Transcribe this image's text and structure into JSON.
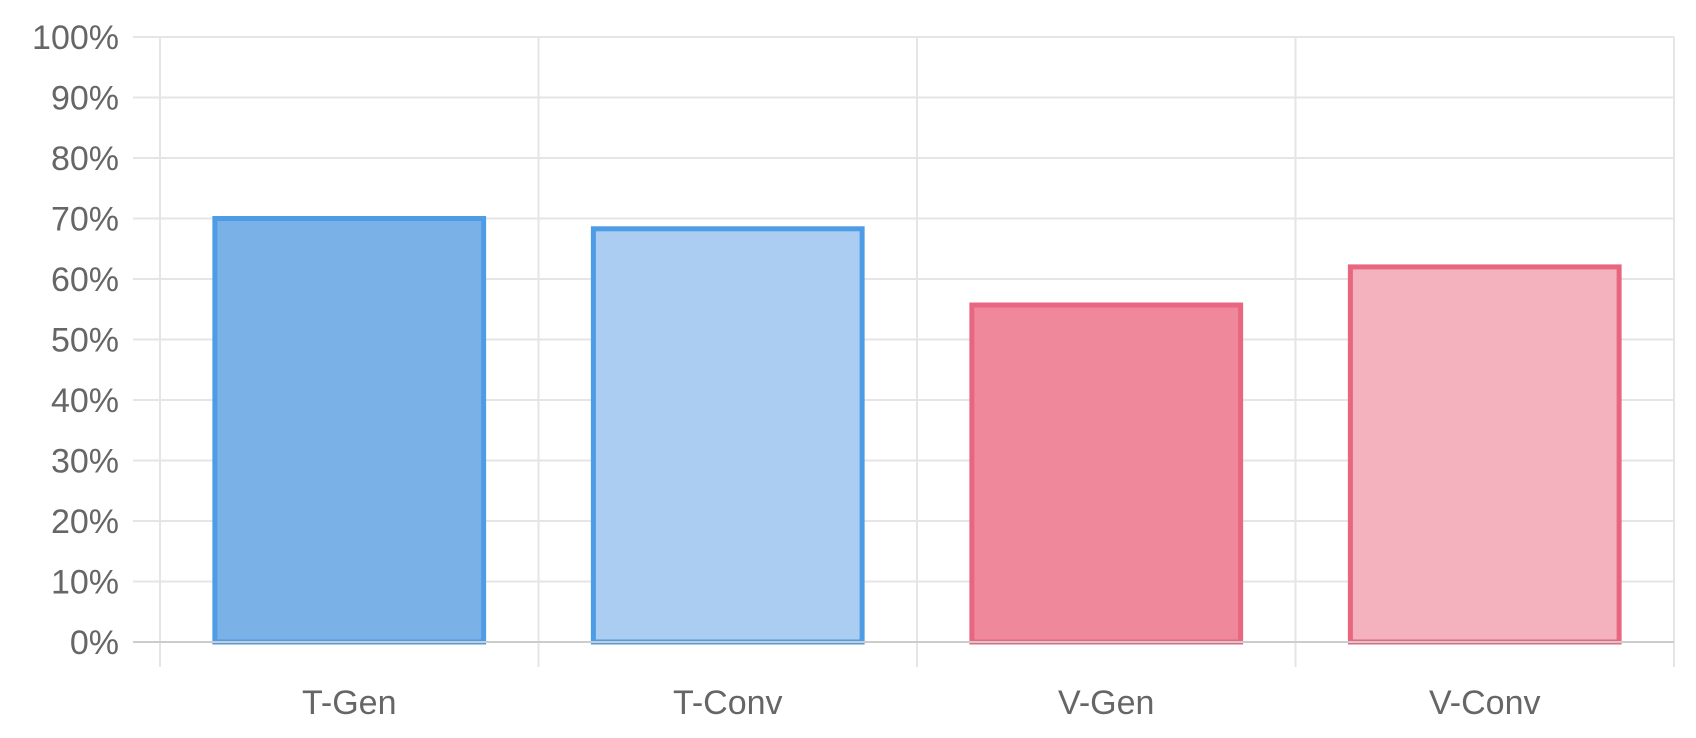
{
  "chart_data": {
    "type": "bar",
    "categories": [
      "T-Gen",
      "T-Conv",
      "V-Gen",
      "V-Conv"
    ],
    "values": [
      70,
      68.3,
      55.7,
      62
    ],
    "ylim": [
      0,
      100
    ],
    "yticks": [
      "0%",
      "10%",
      "20%",
      "30%",
      "40%",
      "50%",
      "60%",
      "70%",
      "80%",
      "90%",
      "100%"
    ],
    "grid": true,
    "legend": "none",
    "colors": {
      "fill": [
        "#7ab2e8",
        "#abcdf2",
        "#f0889c",
        "#f4b2bf"
      ],
      "border": [
        "#4e9be6",
        "#4e9be6",
        "#e8667f",
        "#e8667f"
      ],
      "grid": "#e5e5e5",
      "axis": "#cccccc"
    }
  }
}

_Your instructions:_ Your copy should match the records word for word, with the pictures removed.

_Response to the exercise:_
Transcribe this image's text and structure into JSON.
{
  "chart_data": {
    "type": "bar",
    "categories": [
      "T-Gen",
      "T-Conv",
      "V-Gen",
      "V-Conv"
    ],
    "values": [
      70,
      68.3,
      55.7,
      62
    ],
    "ylim": [
      0,
      100
    ],
    "yticks": [
      "0%",
      "10%",
      "20%",
      "30%",
      "40%",
      "50%",
      "60%",
      "70%",
      "80%",
      "90%",
      "100%"
    ],
    "grid": true,
    "legend": "none",
    "colors": {
      "fill": [
        "#7ab2e8",
        "#abcdf2",
        "#f0889c",
        "#f4b2bf"
      ],
      "border": [
        "#4e9be6",
        "#4e9be6",
        "#e8667f",
        "#e8667f"
      ],
      "grid": "#e5e5e5",
      "axis": "#cccccc"
    }
  }
}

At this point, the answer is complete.